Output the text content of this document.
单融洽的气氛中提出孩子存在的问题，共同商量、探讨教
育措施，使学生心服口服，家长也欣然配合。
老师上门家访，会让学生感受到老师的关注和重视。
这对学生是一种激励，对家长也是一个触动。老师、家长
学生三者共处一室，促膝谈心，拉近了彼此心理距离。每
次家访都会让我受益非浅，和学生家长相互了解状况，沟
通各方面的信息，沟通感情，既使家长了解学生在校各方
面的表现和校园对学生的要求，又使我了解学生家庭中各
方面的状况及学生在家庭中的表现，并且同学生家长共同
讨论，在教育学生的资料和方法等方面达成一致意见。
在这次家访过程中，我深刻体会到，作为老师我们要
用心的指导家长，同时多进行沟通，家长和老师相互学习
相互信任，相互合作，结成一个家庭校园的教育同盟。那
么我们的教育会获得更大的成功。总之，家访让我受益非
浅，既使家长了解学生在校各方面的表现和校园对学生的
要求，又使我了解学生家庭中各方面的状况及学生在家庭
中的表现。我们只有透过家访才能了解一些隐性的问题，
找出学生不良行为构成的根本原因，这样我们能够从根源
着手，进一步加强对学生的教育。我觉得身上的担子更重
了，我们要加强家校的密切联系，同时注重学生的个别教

———

Write out the entries above once more, without altering anything.

* Answer for this exercise:
Output the text content of this document.
单融洽的气氛中提出孩子存在的问题，共同商量、探讨教
育措施，使学生心服口服，家长也欣然配合。
老师上门家访，会让学生感受到老师的关注和重视。
这对学生是一种激励，对家长也是一个触动。老师、家长
学生三者共处一室，促膝谈心，拉近了彼此心理距离。每
次家访都会让我受益非浅，和学生家长相互了解状况，沟
通各方面的信息，沟通感情，既使家长了解学生在校各方
面的表现和校园对学生的要求，又使我了解学生家庭中各
方面的状况及学生在家庭中的表现，并且同学生家长共同
讨论，在教育学生的资料和方法等方面达成一致意见。
在这次家访过程中，我深刻体会到，作为老师我们要
用心的指导家长，同时多进行沟通，家长和老师相互学习
相互信任，相互合作，结成一个家庭校园的教育同盟。那
么我们的教育会获得更大的成功。总之，家访让我受益非
浅，既使家长了解学生在校各方面的表现和校园对学生的
要求，又使我了解学生家庭中各方面的状况及学生在家庭
中的表现。我们只有透过家访才能了解一些隐性的问题，
找出学生不良行为构成的根本原因，这样我们能够从根源
着手，进一步加强对学生的教育。我觉得身上的担子更重
了，我们要加强家校的密切联系，同时注重学生的个别教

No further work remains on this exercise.